Directive | Without omitting anything, return the records precisely as given.

[Recorded data]
=-=-=-=-=

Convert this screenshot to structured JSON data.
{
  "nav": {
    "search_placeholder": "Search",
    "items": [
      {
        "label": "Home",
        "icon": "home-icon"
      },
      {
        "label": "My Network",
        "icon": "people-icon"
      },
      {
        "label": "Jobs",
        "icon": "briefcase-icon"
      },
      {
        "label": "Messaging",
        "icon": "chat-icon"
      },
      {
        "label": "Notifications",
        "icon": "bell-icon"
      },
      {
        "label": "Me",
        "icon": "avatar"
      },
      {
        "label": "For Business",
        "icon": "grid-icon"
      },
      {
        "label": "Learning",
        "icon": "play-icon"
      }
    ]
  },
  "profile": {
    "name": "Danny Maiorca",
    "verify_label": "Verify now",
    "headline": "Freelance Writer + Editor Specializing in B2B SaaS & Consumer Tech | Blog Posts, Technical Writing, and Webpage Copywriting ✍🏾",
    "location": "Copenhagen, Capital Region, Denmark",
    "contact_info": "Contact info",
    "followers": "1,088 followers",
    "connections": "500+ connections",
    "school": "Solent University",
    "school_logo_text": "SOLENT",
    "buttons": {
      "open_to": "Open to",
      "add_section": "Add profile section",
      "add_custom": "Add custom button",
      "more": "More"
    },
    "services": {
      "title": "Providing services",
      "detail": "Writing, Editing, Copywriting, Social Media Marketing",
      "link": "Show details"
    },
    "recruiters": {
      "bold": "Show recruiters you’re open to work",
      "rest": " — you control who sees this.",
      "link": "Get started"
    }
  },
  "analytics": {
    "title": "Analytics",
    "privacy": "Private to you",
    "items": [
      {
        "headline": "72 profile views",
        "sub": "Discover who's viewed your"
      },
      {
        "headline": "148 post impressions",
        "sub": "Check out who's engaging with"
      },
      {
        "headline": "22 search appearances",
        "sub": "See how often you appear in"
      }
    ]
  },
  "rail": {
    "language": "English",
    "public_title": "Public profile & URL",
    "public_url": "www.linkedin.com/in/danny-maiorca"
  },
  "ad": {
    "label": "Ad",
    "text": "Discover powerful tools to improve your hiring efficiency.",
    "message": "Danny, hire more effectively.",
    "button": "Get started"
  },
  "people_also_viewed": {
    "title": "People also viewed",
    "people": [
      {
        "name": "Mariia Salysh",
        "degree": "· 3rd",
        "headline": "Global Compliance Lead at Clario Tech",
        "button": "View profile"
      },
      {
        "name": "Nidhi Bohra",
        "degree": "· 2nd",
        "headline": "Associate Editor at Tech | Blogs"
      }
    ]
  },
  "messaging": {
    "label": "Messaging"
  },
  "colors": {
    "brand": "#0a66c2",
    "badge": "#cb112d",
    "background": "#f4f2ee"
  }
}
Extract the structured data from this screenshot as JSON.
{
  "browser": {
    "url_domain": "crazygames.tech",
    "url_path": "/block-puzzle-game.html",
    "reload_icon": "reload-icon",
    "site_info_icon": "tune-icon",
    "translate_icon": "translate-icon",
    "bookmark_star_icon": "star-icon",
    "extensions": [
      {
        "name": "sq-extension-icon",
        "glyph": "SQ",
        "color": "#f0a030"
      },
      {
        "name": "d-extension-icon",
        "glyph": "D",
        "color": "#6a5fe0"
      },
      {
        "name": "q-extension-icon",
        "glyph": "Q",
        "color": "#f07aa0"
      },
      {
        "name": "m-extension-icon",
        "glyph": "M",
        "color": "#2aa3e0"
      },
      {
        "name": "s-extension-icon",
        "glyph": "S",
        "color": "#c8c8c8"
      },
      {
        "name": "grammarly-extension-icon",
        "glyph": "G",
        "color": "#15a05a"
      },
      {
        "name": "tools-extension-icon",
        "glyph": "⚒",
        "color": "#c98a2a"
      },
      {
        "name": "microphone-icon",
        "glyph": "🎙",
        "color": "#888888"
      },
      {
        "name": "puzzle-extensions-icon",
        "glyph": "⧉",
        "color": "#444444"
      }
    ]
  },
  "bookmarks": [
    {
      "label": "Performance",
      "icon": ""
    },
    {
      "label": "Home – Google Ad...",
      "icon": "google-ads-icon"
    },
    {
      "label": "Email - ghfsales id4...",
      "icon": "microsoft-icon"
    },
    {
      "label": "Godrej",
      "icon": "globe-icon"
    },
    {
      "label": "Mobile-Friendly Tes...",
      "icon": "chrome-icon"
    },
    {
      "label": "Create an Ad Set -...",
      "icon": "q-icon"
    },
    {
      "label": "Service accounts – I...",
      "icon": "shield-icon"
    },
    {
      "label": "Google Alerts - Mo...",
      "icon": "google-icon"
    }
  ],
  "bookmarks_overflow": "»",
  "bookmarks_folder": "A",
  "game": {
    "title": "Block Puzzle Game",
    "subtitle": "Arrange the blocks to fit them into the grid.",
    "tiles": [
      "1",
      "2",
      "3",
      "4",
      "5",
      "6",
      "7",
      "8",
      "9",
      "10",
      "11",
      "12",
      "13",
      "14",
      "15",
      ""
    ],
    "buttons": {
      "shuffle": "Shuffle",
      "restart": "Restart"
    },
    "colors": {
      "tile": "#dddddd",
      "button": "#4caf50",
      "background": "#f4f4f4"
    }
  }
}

=-=-=-=-=

Result |
Convert this screenshot to structured JSON data.
{
  "nav": {
    "search_placeholder": "Search",
    "items": [
      {
        "label": "Home",
        "icon": "home-icon"
      },
      {
        "label": "My Network",
        "icon": "people-icon"
      },
      {
        "label": "Jobs",
        "icon": "briefcase-icon"
      },
      {
        "label": "Messaging",
        "icon": "chat-icon"
      },
      {
        "label": "Notifications",
        "icon": "bell-icon"
      },
      {
        "label": "Me",
        "icon": "avatar"
      },
      {
        "label": "For Business",
        "icon": "grid-icon"
      },
      {
        "label": "Learning",
        "icon": "play-icon"
      }
    ]
  },
  "profile": {
    "name": "Danny Maiorca",
    "verify_label": "Verify now",
    "headline": "Freelance Writer + Editor Specializing in B2B SaaS & Consumer Tech | Blog Posts, Technical Writing, and Webpage Copywriting ✍🏾",
    "location": "Copenhagen, Capital Region, Denmark",
    "contact_info": "Contact info",
    "followers": "1,088 followers",
    "connections": "500+ connections",
    "school": "Solent University",
    "school_logo_text": "SOLENT",
    "buttons": {
      "open_to": "Open to",
      "add_section": "Add profile section",
      "add_custom": "Add custom button",
      "more": "More"
    },
    "services": {
      "title": "Providing services",
      "detail": "Writing, Editing, Copywriting, Social Media Marketing",
      "link": "Show details"
    },
    "recruiters": {
      "bold": "Show recruiters you’re open to work",
      "rest": " — you control who sees this.",
      "link": "Get started"
    }
  },
  "analytics": {
    "title": "Analytics",
    "privacy": "Private to you",
    "items": [
      {
        "headline": "72 profile views",
        "sub": "Discover who's viewed your"
      },
      {
        "headline": "148 post impressions",
        "sub": "Check out who's engaging with"
      },
      {
        "headline": "22 search appearances",
        "sub": "See how often you appear in"
      }
    ]
  },
  "rail": {
    "language": "English",
    "public_title": "Public profile & URL",
    "public_url": "www.linkedin.com/in/danny-maiorca"
  },
  "ad": {
    "label": "Ad",
    "text": "Discover powerful tools to improve your hiring efficiency.",
    "message": "Danny, hire more effectively.",
    "button": "Get started"
  },
  "people_also_viewed": {
    "title": "People also viewed",
    "people": [
      {
        "name": "Mariia Salysh",
        "degree": "· 3rd",
        "headline": "Global Compliance Lead at Clario Tech",
        "button": "View profile"
      },
      {
        "name": "Nidhi Bohra",
        "degree": "· 2nd",
        "headline": "Associate Editor at Tech | Blogs"
      }
    ]
  },
  "messaging": {
    "label": "Messaging"
  },
  "colors": {
    "brand": "#0a66c2",
    "badge": "#cb112d",
    "background": "#f4f2ee"
  }
}
Extract the structured data from this screenshot as JSON.
{
  "browser": {
    "url_domain": "crazygames.tech",
    "url_path": "/block-puzzle-game.html",
    "reload_icon": "reload-icon",
    "site_info_icon": "tune-icon",
    "translate_icon": "translate-icon",
    "bookmark_star_icon": "star-icon",
    "extensions": [
      {
        "name": "sq-extension-icon",
        "glyph": "SQ",
        "color": "#f0a030"
      },
      {
        "name": "d-extension-icon",
        "glyph": "D",
        "color": "#6a5fe0"
      },
      {
        "name": "q-extension-icon",
        "glyph": "Q",
        "color": "#f07aa0"
      },
      {
        "name": "m-extension-icon",
        "glyph": "M",
        "color": "#2aa3e0"
      },
      {
        "name": "s-extension-icon",
        "glyph": "S",
        "color": "#c8c8c8"
      },
      {
        "name": "grammarly-extension-icon",
        "glyph": "G",
        "color": "#15a05a"
      },
      {
        "name": "tools-extension-icon",
        "glyph": "⚒",
        "color": "#c98a2a"
      },
      {
        "name": "microphone-icon",
        "glyph": "🎙",
        "color": "#888888"
      },
      {
        "name": "puzzle-extensions-icon",
        "glyph": "⧉",
        "color": "#444444"
      }
    ]
  },
  "bookmarks": [
    {
      "label": "Performance",
      "icon": ""
    },
    {
      "label": "Home – Google Ad...",
      "icon": "google-ads-icon"
    },
    {
      "label": "Email - ghfsales id4...",
      "icon": "microsoft-icon"
    },
    {
      "label": "Godrej",
      "icon": "globe-icon"
    },
    {
      "label": "Mobile-Friendly Tes...",
      "icon": "chrome-icon"
    },
    {
      "label": "Create an Ad Set -...",
      "icon": "q-icon"
    },
    {
      "label": "Service accounts – I...",
      "icon": "shield-icon"
    },
    {
      "label": "Google Alerts - Mo...",
      "icon": "google-icon"
    }
  ],
  "bookmarks_overflow": "»",
  "bookmarks_folder": "A",
  "game": {
    "title": "Block Puzzle Game",
    "subtitle": "Arrange the blocks to fit them into the grid.",
    "tiles": [
      "1",
      "2",
      "3",
      "4",
      "5",
      "6",
      "7",
      "8",
      "9",
      "10",
      "11",
      "12",
      "13",
      "14",
      "15",
      ""
    ],
    "buttons": {
      "shuffle": "Shuffle",
      "restart": "Restart"
    },
    "colors": {
      "tile": "#dddddd",
      "button": "#4caf50",
      "background": "#f4f4f4"
    }
  }
}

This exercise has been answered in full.